------ Material shown ------

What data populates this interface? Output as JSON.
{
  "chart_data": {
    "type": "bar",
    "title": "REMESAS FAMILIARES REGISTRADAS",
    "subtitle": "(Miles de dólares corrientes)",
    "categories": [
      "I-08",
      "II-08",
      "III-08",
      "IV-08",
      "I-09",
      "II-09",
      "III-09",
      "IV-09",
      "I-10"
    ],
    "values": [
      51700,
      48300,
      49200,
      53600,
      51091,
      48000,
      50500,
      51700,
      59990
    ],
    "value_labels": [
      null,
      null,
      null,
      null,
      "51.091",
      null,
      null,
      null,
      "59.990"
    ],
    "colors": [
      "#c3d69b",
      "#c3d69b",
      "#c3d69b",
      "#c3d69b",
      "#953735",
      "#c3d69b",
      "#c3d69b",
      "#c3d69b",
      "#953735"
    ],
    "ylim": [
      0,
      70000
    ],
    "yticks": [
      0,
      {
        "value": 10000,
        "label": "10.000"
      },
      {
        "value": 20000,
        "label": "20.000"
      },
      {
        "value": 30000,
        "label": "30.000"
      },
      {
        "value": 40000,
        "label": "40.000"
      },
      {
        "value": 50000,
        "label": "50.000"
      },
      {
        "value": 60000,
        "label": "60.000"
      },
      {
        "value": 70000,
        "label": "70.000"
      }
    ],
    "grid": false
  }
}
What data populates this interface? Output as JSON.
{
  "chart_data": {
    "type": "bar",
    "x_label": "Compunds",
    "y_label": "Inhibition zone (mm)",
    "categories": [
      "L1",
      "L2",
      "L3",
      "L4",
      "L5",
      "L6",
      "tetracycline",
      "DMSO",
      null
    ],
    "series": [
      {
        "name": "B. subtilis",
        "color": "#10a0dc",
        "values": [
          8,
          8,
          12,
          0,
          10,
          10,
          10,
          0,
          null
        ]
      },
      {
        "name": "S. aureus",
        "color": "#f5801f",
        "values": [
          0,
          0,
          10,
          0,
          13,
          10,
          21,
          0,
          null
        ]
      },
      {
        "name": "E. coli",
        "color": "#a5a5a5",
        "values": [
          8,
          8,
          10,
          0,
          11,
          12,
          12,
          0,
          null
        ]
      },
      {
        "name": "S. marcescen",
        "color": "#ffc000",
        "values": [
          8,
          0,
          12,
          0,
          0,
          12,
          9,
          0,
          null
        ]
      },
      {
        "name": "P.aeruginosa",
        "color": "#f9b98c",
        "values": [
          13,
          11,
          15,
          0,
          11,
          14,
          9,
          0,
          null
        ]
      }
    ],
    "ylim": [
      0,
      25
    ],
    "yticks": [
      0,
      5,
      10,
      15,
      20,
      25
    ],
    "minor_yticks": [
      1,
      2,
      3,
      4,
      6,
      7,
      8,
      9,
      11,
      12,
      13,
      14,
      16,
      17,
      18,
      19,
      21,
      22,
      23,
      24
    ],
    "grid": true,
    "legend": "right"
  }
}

------

The records above are to be copied in full, exactly as written.

Solution to this task:
What data populates this interface? Output as JSON.
{
  "chart_data": {
    "type": "bar",
    "title": "REMESAS FAMILIARES REGISTRADAS",
    "subtitle": "(Miles de dólares corrientes)",
    "categories": [
      "I-08",
      "II-08",
      "III-08",
      "IV-08",
      "I-09",
      "II-09",
      "III-09",
      "IV-09",
      "I-10"
    ],
    "values": [
      51700,
      48300,
      49200,
      53600,
      51091,
      48000,
      50500,
      51700,
      59990
    ],
    "value_labels": [
      null,
      null,
      null,
      null,
      "51.091",
      null,
      null,
      null,
      "59.990"
    ],
    "colors": [
      "#c3d69b",
      "#c3d69b",
      "#c3d69b",
      "#c3d69b",
      "#953735",
      "#c3d69b",
      "#c3d69b",
      "#c3d69b",
      "#953735"
    ],
    "ylim": [
      0,
      70000
    ],
    "yticks": [
      0,
      {
        "value": 10000,
        "label": "10.000"
      },
      {
        "value": 20000,
        "label": "20.000"
      },
      {
        "value": 30000,
        "label": "30.000"
      },
      {
        "value": 40000,
        "label": "40.000"
      },
      {
        "value": 50000,
        "label": "50.000"
      },
      {
        "value": 60000,
        "label": "60.000"
      },
      {
        "value": 70000,
        "label": "70.000"
      }
    ],
    "grid": false
  }
}
What data populates this interface? Output as JSON.
{
  "chart_data": {
    "type": "bar",
    "x_label": "Compunds",
    "y_label": "Inhibition zone (mm)",
    "categories": [
      "L1",
      "L2",
      "L3",
      "L4",
      "L5",
      "L6",
      "tetracycline",
      "DMSO",
      null
    ],
    "series": [
      {
        "name": "B. subtilis",
        "color": "#10a0dc",
        "values": [
          8,
          8,
          12,
          0,
          10,
          10,
          10,
          0,
          null
        ]
      },
      {
        "name": "S. aureus",
        "color": "#f5801f",
        "values": [
          0,
          0,
          10,
          0,
          13,
          10,
          21,
          0,
          null
        ]
      },
      {
        "name": "E. coli",
        "color": "#a5a5a5",
        "values": [
          8,
          8,
          10,
          0,
          11,
          12,
          12,
          0,
          null
        ]
      },
      {
        "name": "S. marcescen",
        "color": "#ffc000",
        "values": [
          8,
          0,
          12,
          0,
          0,
          12,
          9,
          0,
          null
        ]
      },
      {
        "name": "P.aeruginosa",
        "color": "#f9b98c",
        "values": [
          13,
          11,
          15,
          0,
          11,
          14,
          9,
          0,
          null
        ]
      }
    ],
    "ylim": [
      0,
      25
    ],
    "yticks": [
      0,
      5,
      10,
      15,
      20,
      25
    ],
    "minor_yticks": [
      1,
      2,
      3,
      4,
      6,
      7,
      8,
      9,
      11,
      12,
      13,
      14,
      16,
      17,
      18,
      19,
      21,
      22,
      23,
      24
    ],
    "grid": true,
    "legend": "right"
  }
}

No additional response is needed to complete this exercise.